Copy out each line exactly; pictures stay out of the copy.

* Start MATERIAL FOR THE TASK *

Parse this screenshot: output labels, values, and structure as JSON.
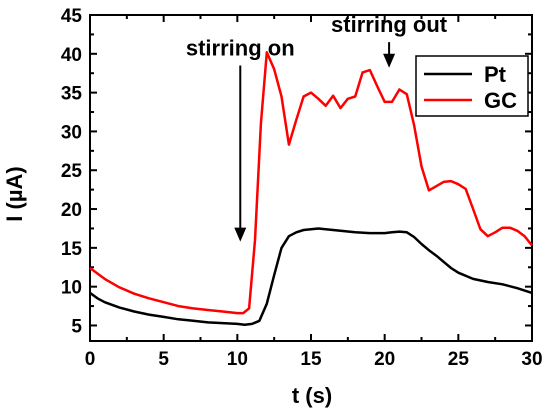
{
  "chart_data": {
    "type": "line",
    "title": "",
    "xlabel": "t (s)",
    "ylabel": "I (µA)",
    "xlim": [
      0,
      30
    ],
    "ylim": [
      3,
      45
    ],
    "xticks": [
      0,
      5,
      10,
      15,
      20,
      25,
      30
    ],
    "yticks": [
      5,
      10,
      15,
      20,
      25,
      30,
      35,
      40,
      45
    ],
    "grid": false,
    "legend_position": "top-right",
    "series": [
      {
        "name": "Pt",
        "color": "#000000",
        "x": [
          0,
          0.5,
          1,
          2,
          3,
          4,
          5,
          6,
          7,
          8,
          9,
          10,
          10.5,
          11,
          11.5,
          12,
          12.5,
          13,
          13.5,
          14,
          14.5,
          15,
          15.5,
          16,
          17,
          18,
          19,
          20,
          20.5,
          21,
          21.5,
          22,
          22.5,
          23,
          23.5,
          24,
          24.5,
          25,
          26,
          27,
          28,
          29,
          30
        ],
        "y": [
          9.2,
          8.5,
          8.0,
          7.3,
          6.8,
          6.4,
          6.1,
          5.8,
          5.6,
          5.4,
          5.3,
          5.2,
          5.1,
          5.2,
          5.6,
          7.8,
          11.5,
          15.0,
          16.5,
          17.0,
          17.3,
          17.4,
          17.5,
          17.4,
          17.2,
          17.0,
          16.9,
          16.9,
          17.0,
          17.1,
          17.0,
          16.4,
          15.5,
          14.7,
          14.0,
          13.2,
          12.4,
          11.8,
          11.0,
          10.6,
          10.3,
          9.8,
          9.2
        ]
      },
      {
        "name": "GC",
        "color": "#ff0000",
        "x": [
          0,
          1,
          2,
          3,
          4,
          5,
          6,
          7,
          8,
          9,
          10,
          10.4,
          10.8,
          11.2,
          11.6,
          12,
          12.5,
          13,
          13.5,
          14,
          14.5,
          15,
          15.5,
          16,
          16.5,
          17,
          17.5,
          18,
          18.5,
          19,
          19.5,
          20,
          20.5,
          21,
          21.5,
          22,
          22.5,
          23,
          24,
          24.5,
          25,
          25.5,
          26,
          26.5,
          27,
          27.5,
          28,
          28.5,
          29,
          29.5,
          30
        ],
        "y": [
          12.4,
          11.0,
          9.9,
          9.1,
          8.5,
          8.0,
          7.5,
          7.2,
          7.0,
          6.8,
          6.6,
          6.6,
          7.2,
          16.0,
          31.0,
          40.2,
          38.0,
          34.5,
          28.3,
          31.5,
          34.5,
          35.0,
          34.2,
          33.3,
          34.6,
          33.0,
          34.2,
          34.5,
          37.6,
          37.9,
          35.8,
          33.8,
          33.8,
          35.4,
          34.8,
          30.8,
          25.5,
          22.4,
          23.5,
          23.6,
          23.2,
          22.6,
          20.0,
          17.4,
          16.5,
          17.0,
          17.6,
          17.6,
          17.2,
          16.5,
          15.3
        ]
      }
    ],
    "annotations": [
      {
        "text": "stirring on",
        "arrow_x": 10.2,
        "arrow_from_y": 38.5,
        "arrow_to_y": 15.8
      },
      {
        "text": "stirring out",
        "arrow_x": 20.3,
        "arrow_from_y": 41.5,
        "arrow_to_y": 38.2
      }
    ]
  }
}
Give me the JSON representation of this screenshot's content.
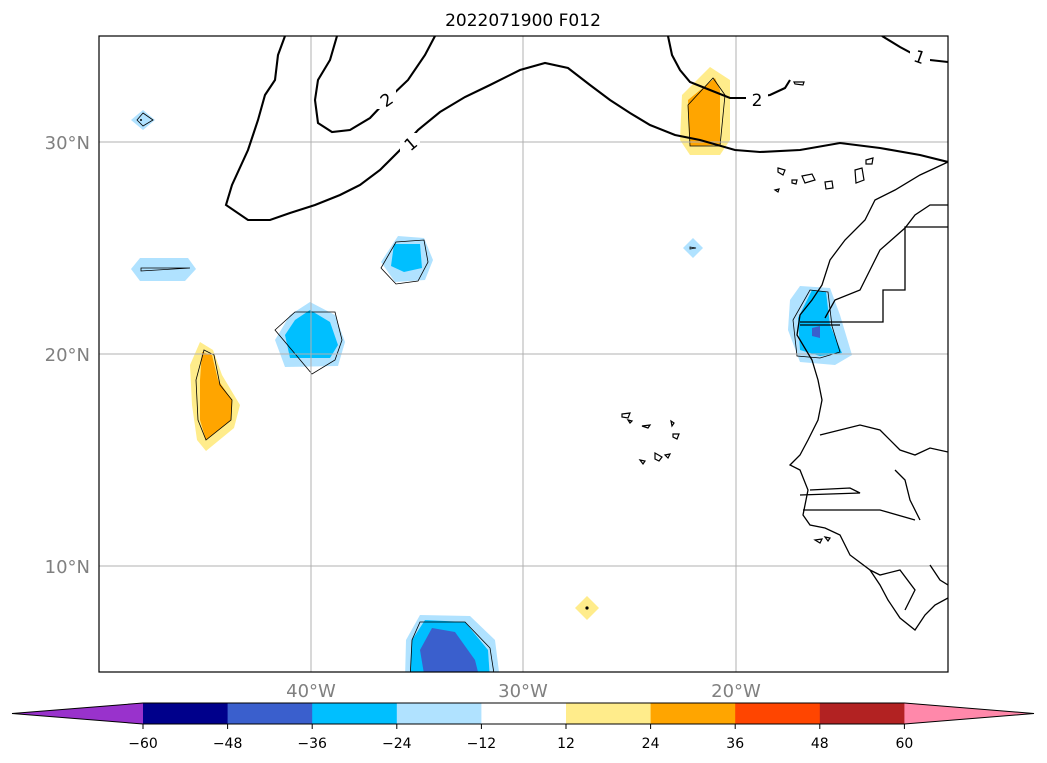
{
  "title": "2022071900 F012",
  "map": {
    "lon_range": [
      -50,
      -10
    ],
    "lat_range": [
      5,
      35
    ],
    "lat_labels": [
      "30°N",
      "20°N",
      "10°N"
    ],
    "lon_labels": [
      "40°W",
      "30°W",
      "20°W"
    ],
    "contour_labels": [
      "2",
      "1",
      "2",
      "1"
    ]
  },
  "colorbar": {
    "ticks": [
      "−60",
      "−48",
      "−36",
      "−24",
      "−12",
      "12",
      "24",
      "36",
      "48",
      "60"
    ],
    "colors": [
      "#9932cc",
      "#00008b",
      "#3a5fcd",
      "#00bfff",
      "#b0e2ff",
      "#ffffff",
      "#ffec8b",
      "#ffa500",
      "#ff4500",
      "#b22222",
      "#ff88aa"
    ]
  }
}
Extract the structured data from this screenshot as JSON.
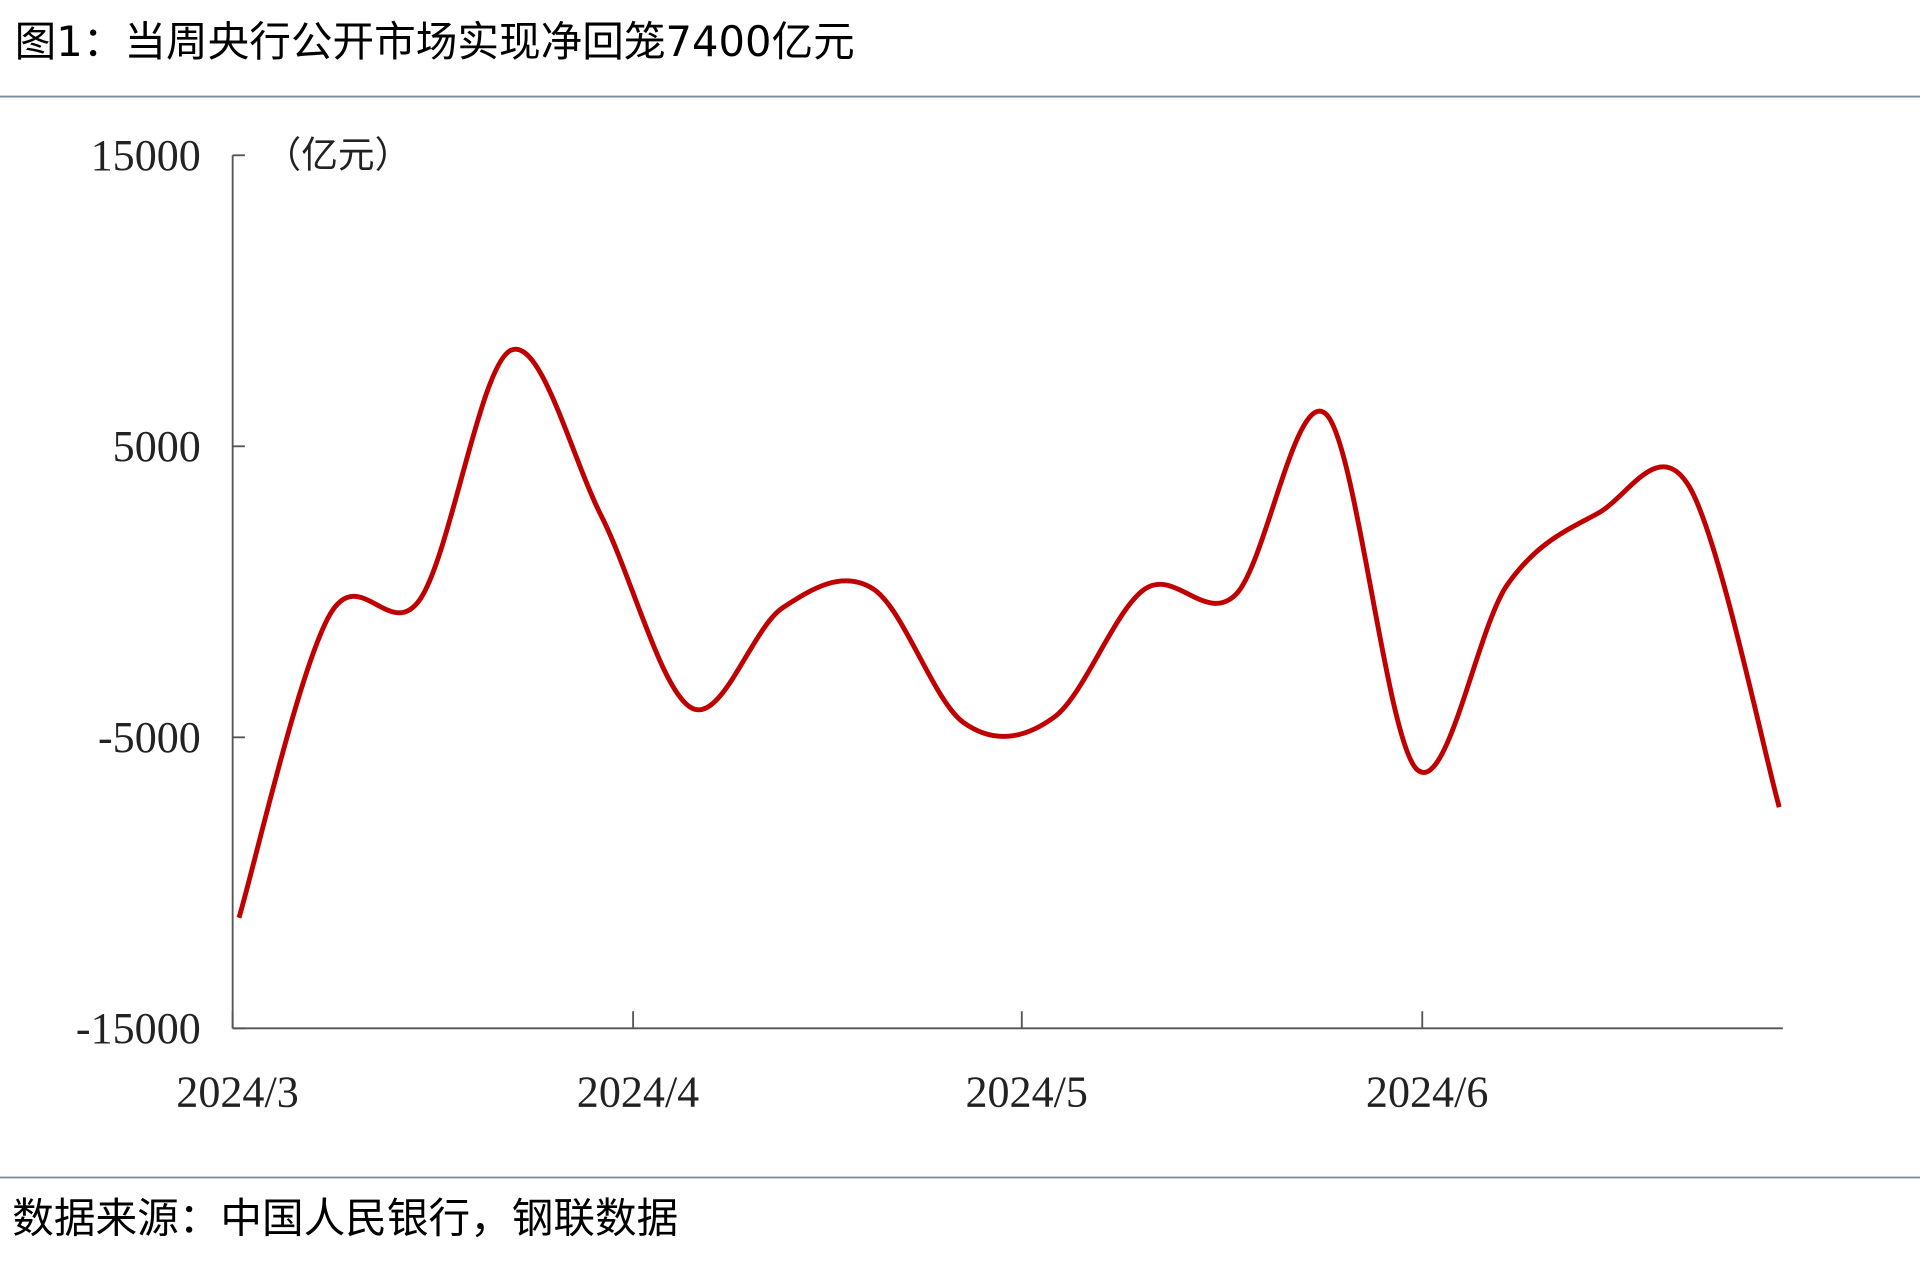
{
  "chart_data": {
    "type": "line",
    "title": "图1：当周央行公开市场实现净回笼7400亿元",
    "y_unit": "（亿元）",
    "source": "数据来源：中国人民银行，钢联数据",
    "x": [
      0,
      1,
      2,
      3,
      4,
      5,
      6,
      7,
      8,
      9,
      10,
      11,
      12,
      13,
      14,
      15,
      16,
      17
    ],
    "xlim": [
      -0.07,
      17.04
    ],
    "xticks": [
      {
        "value": -0.07,
        "label": "2024/3"
      },
      {
        "value": 4.35,
        "label": "2024/4"
      },
      {
        "value": 8.64,
        "label": "2024/5"
      },
      {
        "value": 13.06,
        "label": "2024/6"
      }
    ],
    "series": [
      {
        "color": "#c00000",
        "values": [
          -11200,
          -800,
          -250,
          8300,
          2600,
          -4000,
          -550,
          100,
          -4500,
          -4300,
          100,
          -100,
          6100,
          -6100,
          250,
          2700,
          3650,
          -7400
        ]
      }
    ],
    "ylim": [
      -15000,
      15000
    ],
    "yticks": [
      -15000,
      -5000,
      5000,
      15000
    ]
  }
}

* End MATERIAL FOR THE TASK *

**COMPLETED EXERCISE:**
Parse this screenshot: output labels, values, and structure as JSON.
{
  "chart_data": {
    "type": "line",
    "title": "",
    "xlabel": "t (s)",
    "ylabel": "I (µA)",
    "xlim": [
      0,
      30
    ],
    "ylim": [
      3,
      45
    ],
    "xticks": [
      0,
      5,
      10,
      15,
      20,
      25,
      30
    ],
    "yticks": [
      5,
      10,
      15,
      20,
      25,
      30,
      35,
      40,
      45
    ],
    "grid": false,
    "legend_position": "top-right",
    "series": [
      {
        "name": "Pt",
        "color": "#000000",
        "x": [
          0,
          0.5,
          1,
          2,
          3,
          4,
          5,
          6,
          7,
          8,
          9,
          10,
          10.5,
          11,
          11.5,
          12,
          12.5,
          13,
          13.5,
          14,
          14.5,
          15,
          15.5,
          16,
          17,
          18,
          19,
          20,
          20.5,
          21,
          21.5,
          22,
          22.5,
          23,
          23.5,
          24,
          24.5,
          25,
          26,
          27,
          28,
          29,
          30
        ],
        "y": [
          9.2,
          8.5,
          8.0,
          7.3,
          6.8,
          6.4,
          6.1,
          5.8,
          5.6,
          5.4,
          5.3,
          5.2,
          5.1,
          5.2,
          5.6,
          7.8,
          11.5,
          15.0,
          16.5,
          17.0,
          17.3,
          17.4,
          17.5,
          17.4,
          17.2,
          17.0,
          16.9,
          16.9,
          17.0,
          17.1,
          17.0,
          16.4,
          15.5,
          14.7,
          14.0,
          13.2,
          12.4,
          11.8,
          11.0,
          10.6,
          10.3,
          9.8,
          9.2
        ]
      },
      {
        "name": "GC",
        "color": "#ff0000",
        "x": [
          0,
          1,
          2,
          3,
          4,
          5,
          6,
          7,
          8,
          9,
          10,
          10.4,
          10.8,
          11.2,
          11.6,
          12,
          12.5,
          13,
          13.5,
          14,
          14.5,
          15,
          15.5,
          16,
          16.5,
          17,
          17.5,
          18,
          18.5,
          19,
          19.5,
          20,
          20.5,
          21,
          21.5,
          22,
          22.5,
          23,
          24,
          24.5,
          25,
          25.5,
          26,
          26.5,
          27,
          27.5,
          28,
          28.5,
          29,
          29.5,
          30
        ],
        "y": [
          12.4,
          11.0,
          9.9,
          9.1,
          8.5,
          8.0,
          7.5,
          7.2,
          7.0,
          6.8,
          6.6,
          6.6,
          7.2,
          16.0,
          31.0,
          40.2,
          38.0,
          34.5,
          28.3,
          31.5,
          34.5,
          35.0,
          34.2,
          33.3,
          34.6,
          33.0,
          34.2,
          34.5,
          37.6,
          37.9,
          35.8,
          33.8,
          33.8,
          35.4,
          34.8,
          30.8,
          25.5,
          22.4,
          23.5,
          23.6,
          23.2,
          22.6,
          20.0,
          17.4,
          16.5,
          17.0,
          17.6,
          17.6,
          17.2,
          16.5,
          15.3
        ]
      }
    ],
    "annotations": [
      {
        "text": "stirring on",
        "arrow_x": 10.2,
        "arrow_from_y": 38.5,
        "arrow_to_y": 15.8
      },
      {
        "text": "stirring out",
        "arrow_x": 20.3,
        "arrow_from_y": 41.5,
        "arrow_to_y": 38.2
      }
    ]
  }
}
Give me the JSON representation of this screenshot's content.
{
  "title": "2022071900 F012",
  "map": {
    "lon_range": [
      -50,
      -10
    ],
    "lat_range": [
      5,
      35
    ],
    "lat_labels": [
      "30°N",
      "20°N",
      "10°N"
    ],
    "lon_labels": [
      "40°W",
      "30°W",
      "20°W"
    ],
    "contour_labels": [
      "2",
      "1",
      "2",
      "1"
    ]
  },
  "colorbar": {
    "ticks": [
      "−60",
      "−48",
      "−36",
      "−24",
      "−12",
      "12",
      "24",
      "36",
      "48",
      "60"
    ],
    "colors": [
      "#9932cc",
      "#00008b",
      "#3a5fcd",
      "#00bfff",
      "#b0e2ff",
      "#ffffff",
      "#ffec8b",
      "#ffa500",
      "#ff4500",
      "#b22222",
      "#ff88aa"
    ]
  }
}
Extract the structured data from this screenshot as JSON.
{
  "chart_data": {
    "type": "line",
    "title": "图1：当周央行公开市场实现净回笼7400亿元",
    "y_unit": "（亿元）",
    "source": "数据来源：中国人民银行，钢联数据",
    "x": [
      0,
      1,
      2,
      3,
      4,
      5,
      6,
      7,
      8,
      9,
      10,
      11,
      12,
      13,
      14,
      15,
      16,
      17
    ],
    "xlim": [
      -0.07,
      17.04
    ],
    "xticks": [
      {
        "value": -0.07,
        "label": "2024/3"
      },
      {
        "value": 4.35,
        "label": "2024/4"
      },
      {
        "value": 8.64,
        "label": "2024/5"
      },
      {
        "value": 13.06,
        "label": "2024/6"
      }
    ],
    "series": [
      {
        "color": "#c00000",
        "values": [
          -11200,
          -800,
          -250,
          8300,
          2600,
          -4000,
          -550,
          100,
          -4500,
          -4300,
          100,
          -100,
          6100,
          -6100,
          250,
          2700,
          3650,
          -7400
        ]
      }
    ],
    "ylim": [
      -15000,
      15000
    ],
    "yticks": [
      -15000,
      -5000,
      5000,
      15000
    ]
  }
}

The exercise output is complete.